What to work on:
Without including any images, repeat the data exactly.

Dataset records:
------------------------------------------------------------
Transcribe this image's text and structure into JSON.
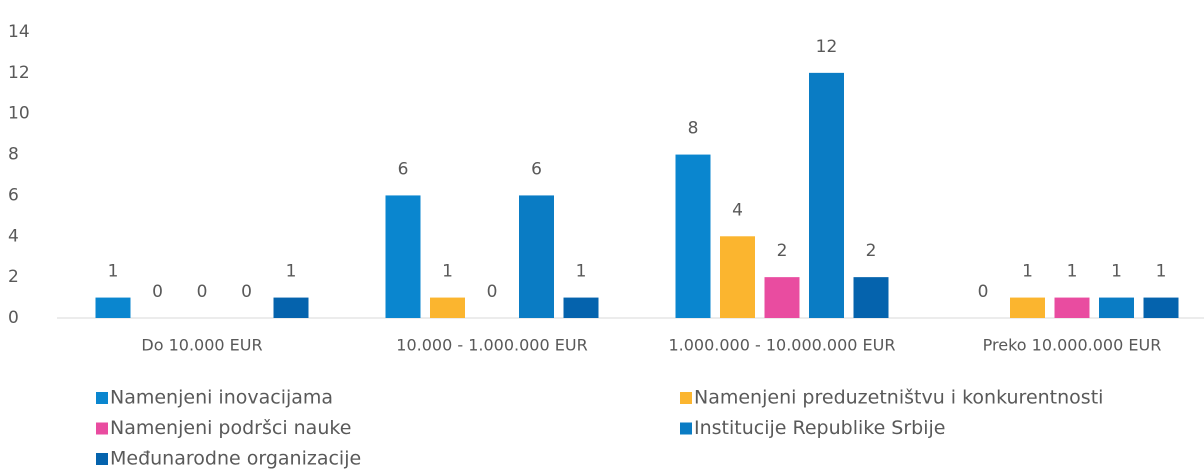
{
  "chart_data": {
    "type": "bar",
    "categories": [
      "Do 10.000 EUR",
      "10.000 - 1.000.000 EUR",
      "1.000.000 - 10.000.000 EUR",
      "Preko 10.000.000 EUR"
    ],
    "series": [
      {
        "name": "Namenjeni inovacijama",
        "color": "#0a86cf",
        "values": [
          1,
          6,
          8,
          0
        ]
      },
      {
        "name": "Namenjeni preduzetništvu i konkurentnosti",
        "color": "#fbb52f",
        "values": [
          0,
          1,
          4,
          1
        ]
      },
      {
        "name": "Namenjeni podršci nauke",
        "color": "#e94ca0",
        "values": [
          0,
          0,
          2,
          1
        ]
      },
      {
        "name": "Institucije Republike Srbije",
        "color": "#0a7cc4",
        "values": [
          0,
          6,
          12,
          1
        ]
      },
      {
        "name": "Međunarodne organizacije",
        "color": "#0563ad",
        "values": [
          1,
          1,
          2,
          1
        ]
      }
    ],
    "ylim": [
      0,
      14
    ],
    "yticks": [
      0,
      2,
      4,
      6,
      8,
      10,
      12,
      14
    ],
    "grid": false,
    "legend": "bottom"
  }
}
------------------------------------------------------------
Final answer:
Transcribe this image's text and structure into JSON.
{
  "chart_data": {
    "type": "bar",
    "categories": [
      "Do 10.000 EUR",
      "10.000 - 1.000.000 EUR",
      "1.000.000 - 10.000.000 EUR",
      "Preko 10.000.000 EUR"
    ],
    "series": [
      {
        "name": "Namenjeni inovacijama",
        "color": "#0a86cf",
        "values": [
          1,
          6,
          8,
          0
        ]
      },
      {
        "name": "Namenjeni preduzetništvu i konkurentnosti",
        "color": "#fbb52f",
        "values": [
          0,
          1,
          4,
          1
        ]
      },
      {
        "name": "Namenjeni podršci nauke",
        "color": "#e94ca0",
        "values": [
          0,
          0,
          2,
          1
        ]
      },
      {
        "name": "Institucije Republike Srbije",
        "color": "#0a7cc4",
        "values": [
          0,
          6,
          12,
          1
        ]
      },
      {
        "name": "Međunarodne organizacije",
        "color": "#0563ad",
        "values": [
          1,
          1,
          2,
          1
        ]
      }
    ],
    "ylim": [
      0,
      14
    ],
    "yticks": [
      0,
      2,
      4,
      6,
      8,
      10,
      12,
      14
    ],
    "grid": false,
    "legend": "bottom"
  }
}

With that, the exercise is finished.